WORK REQUIRED: Set down each entry exactly as given; pictures should not appear in the copy.

|---|

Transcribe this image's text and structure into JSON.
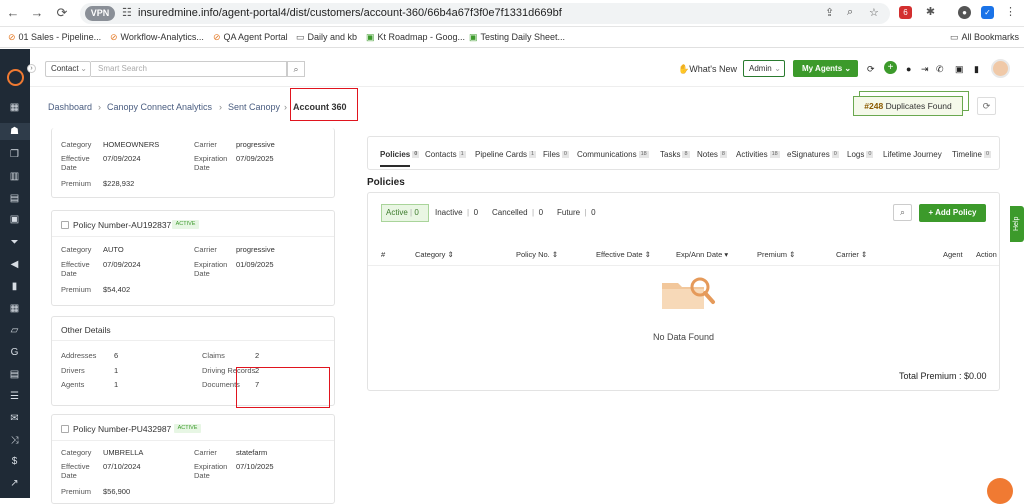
{
  "browser": {
    "vpn_label": "VPN",
    "url": "insuredmine.info/agent-portal4/dist/customers/account-360/66b4a67f3f0e7f1331d669bf",
    "ext_badge": "6"
  },
  "bookmarks": {
    "items": [
      "01 Sales - Pipeline...",
      "Workflow-Analytics...",
      "QA Agent Portal",
      "Daily and kb",
      "Kt Roadmap - Goog...",
      "Testing Daily Sheet..."
    ],
    "all_label": "All Bookmarks"
  },
  "topbar": {
    "contact_select": "Contact",
    "search_placeholder": "Smart Search",
    "whats_new": "What's New",
    "admin_select": "Admin",
    "my_agents": "My Agents"
  },
  "breadcrumb": {
    "items": [
      "Dashboard",
      "Canopy Connect Analytics",
      "Sent Canopy"
    ],
    "current": "Account 360"
  },
  "duplicates": {
    "count": "#248",
    "label": "Duplicates Found"
  },
  "policy_cards": [
    {
      "category_label": "Category",
      "category": "HOMEOWNERS",
      "carrier_label": "Carrier",
      "carrier": "progressive",
      "effective_label": "Effective Date",
      "effective": "07/09/2024",
      "expiration_label": "Expiration Date",
      "expiration": "07/09/2025",
      "premium_label": "Premium",
      "premium": "$228,932"
    },
    {
      "title": "Policy Number-AU192837",
      "badge": "ACTIVE",
      "category_label": "Category",
      "category": "AUTO",
      "carrier_label": "Carrier",
      "carrier": "progressive",
      "effective_label": "Effective Date",
      "effective": "07/09/2024",
      "expiration_label": "Expiration Date",
      "expiration": "01/09/2025",
      "premium_label": "Premium",
      "premium": "$54,402"
    },
    {
      "title": "Policy Number-PU432987",
      "badge": "ACTIVE",
      "category_label": "Category",
      "category": "UMBRELLA",
      "carrier_label": "Carrier",
      "carrier": "statefarm",
      "effective_label": "Effective Date",
      "effective": "07/10/2024",
      "expiration_label": "Expiration Date",
      "expiration": "07/10/2025",
      "premium_label": "Premium",
      "premium": "$56,900"
    }
  ],
  "other_details": {
    "title": "Other Details",
    "addresses_label": "Addresses",
    "addresses": "6",
    "drivers_label": "Drivers",
    "drivers": "1",
    "agents_label": "Agents",
    "agents": "1",
    "claims_label": "Claims",
    "claims": "2",
    "driving_label": "Driving Records",
    "driving": "2",
    "documents_label": "Documents",
    "documents": "7"
  },
  "tabs": [
    {
      "label": "Policies",
      "count": "0"
    },
    {
      "label": "Contacts",
      "count": "1"
    },
    {
      "label": "Pipeline Cards",
      "count": "1"
    },
    {
      "label": "Files",
      "count": "0"
    },
    {
      "label": "Communications",
      "count": "18"
    },
    {
      "label": "Tasks",
      "count": "8"
    },
    {
      "label": "Notes",
      "count": "8"
    },
    {
      "label": "Activities",
      "count": "18"
    },
    {
      "label": "eSignatures",
      "count": "0"
    },
    {
      "label": "Logs",
      "count": "0"
    },
    {
      "label": "Lifetime Journey",
      "count": ""
    },
    {
      "label": "Timeline",
      "count": "0"
    }
  ],
  "policies": {
    "heading": "Policies",
    "filters": [
      {
        "label": "Active",
        "count": "0"
      },
      {
        "label": "Inactive",
        "count": "0"
      },
      {
        "label": "Cancelled",
        "count": "0"
      },
      {
        "label": "Future",
        "count": "0"
      }
    ],
    "add_button": "Add Policy",
    "columns": [
      "#",
      "Category",
      "Policy No.",
      "Effective Date",
      "Exp/Ann Date",
      "Premium",
      "Carrier",
      "Agent",
      "Action"
    ],
    "empty_text": "No Data Found",
    "total_label": "Total Premium : $0.00"
  },
  "help_label": "Help",
  "colors": {
    "brand_green": "#3c9a2b",
    "brand_orange": "#f07a32",
    "sidebar": "#1f2a36",
    "highlight_red": "#e0141e"
  }
}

|---|

ANSWER TO THIS TASK:
Transcribe this image's text and structure into JSON.
{
  "browser": {
    "vpn_label": "VPN",
    "url": "insuredmine.info/agent-portal4/dist/customers/account-360/66b4a67f3f0e7f1331d669bf",
    "ext_badge": "6"
  },
  "bookmarks": {
    "items": [
      "01 Sales - Pipeline...",
      "Workflow-Analytics...",
      "QA Agent Portal",
      "Daily and kb",
      "Kt Roadmap - Goog...",
      "Testing Daily Sheet..."
    ],
    "all_label": "All Bookmarks"
  },
  "topbar": {
    "contact_select": "Contact",
    "search_placeholder": "Smart Search",
    "whats_new": "What's New",
    "admin_select": "Admin",
    "my_agents": "My Agents"
  },
  "breadcrumb": {
    "items": [
      "Dashboard",
      "Canopy Connect Analytics",
      "Sent Canopy"
    ],
    "current": "Account 360"
  },
  "duplicates": {
    "count": "#248",
    "label": "Duplicates Found"
  },
  "policy_cards": [
    {
      "category_label": "Category",
      "category": "HOMEOWNERS",
      "carrier_label": "Carrier",
      "carrier": "progressive",
      "effective_label": "Effective Date",
      "effective": "07/09/2024",
      "expiration_label": "Expiration Date",
      "expiration": "07/09/2025",
      "premium_label": "Premium",
      "premium": "$228,932"
    },
    {
      "title": "Policy Number-AU192837",
      "badge": "ACTIVE",
      "category_label": "Category",
      "category": "AUTO",
      "carrier_label": "Carrier",
      "carrier": "progressive",
      "effective_label": "Effective Date",
      "effective": "07/09/2024",
      "expiration_label": "Expiration Date",
      "expiration": "01/09/2025",
      "premium_label": "Premium",
      "premium": "$54,402"
    },
    {
      "title": "Policy Number-PU432987",
      "badge": "ACTIVE",
      "category_label": "Category",
      "category": "UMBRELLA",
      "carrier_label": "Carrier",
      "carrier": "statefarm",
      "effective_label": "Effective Date",
      "effective": "07/10/2024",
      "expiration_label": "Expiration Date",
      "expiration": "07/10/2025",
      "premium_label": "Premium",
      "premium": "$56,900"
    }
  ],
  "other_details": {
    "title": "Other Details",
    "addresses_label": "Addresses",
    "addresses": "6",
    "drivers_label": "Drivers",
    "drivers": "1",
    "agents_label": "Agents",
    "agents": "1",
    "claims_label": "Claims",
    "claims": "2",
    "driving_label": "Driving Records",
    "driving": "2",
    "documents_label": "Documents",
    "documents": "7"
  },
  "tabs": [
    {
      "label": "Policies",
      "count": "0"
    },
    {
      "label": "Contacts",
      "count": "1"
    },
    {
      "label": "Pipeline Cards",
      "count": "1"
    },
    {
      "label": "Files",
      "count": "0"
    },
    {
      "label": "Communications",
      "count": "18"
    },
    {
      "label": "Tasks",
      "count": "8"
    },
    {
      "label": "Notes",
      "count": "8"
    },
    {
      "label": "Activities",
      "count": "18"
    },
    {
      "label": "eSignatures",
      "count": "0"
    },
    {
      "label": "Logs",
      "count": "0"
    },
    {
      "label": "Lifetime Journey",
      "count": ""
    },
    {
      "label": "Timeline",
      "count": "0"
    }
  ],
  "policies": {
    "heading": "Policies",
    "filters": [
      {
        "label": "Active",
        "count": "0"
      },
      {
        "label": "Inactive",
        "count": "0"
      },
      {
        "label": "Cancelled",
        "count": "0"
      },
      {
        "label": "Future",
        "count": "0"
      }
    ],
    "add_button": "Add Policy",
    "columns": [
      "#",
      "Category",
      "Policy No.",
      "Effective Date",
      "Exp/Ann Date",
      "Premium",
      "Carrier",
      "Agent",
      "Action"
    ],
    "empty_text": "No Data Found",
    "total_label": "Total Premium : $0.00"
  },
  "help_label": "Help",
  "colors": {
    "brand_green": "#3c9a2b",
    "brand_orange": "#f07a32",
    "sidebar": "#1f2a36",
    "highlight_red": "#e0141e"
  }
}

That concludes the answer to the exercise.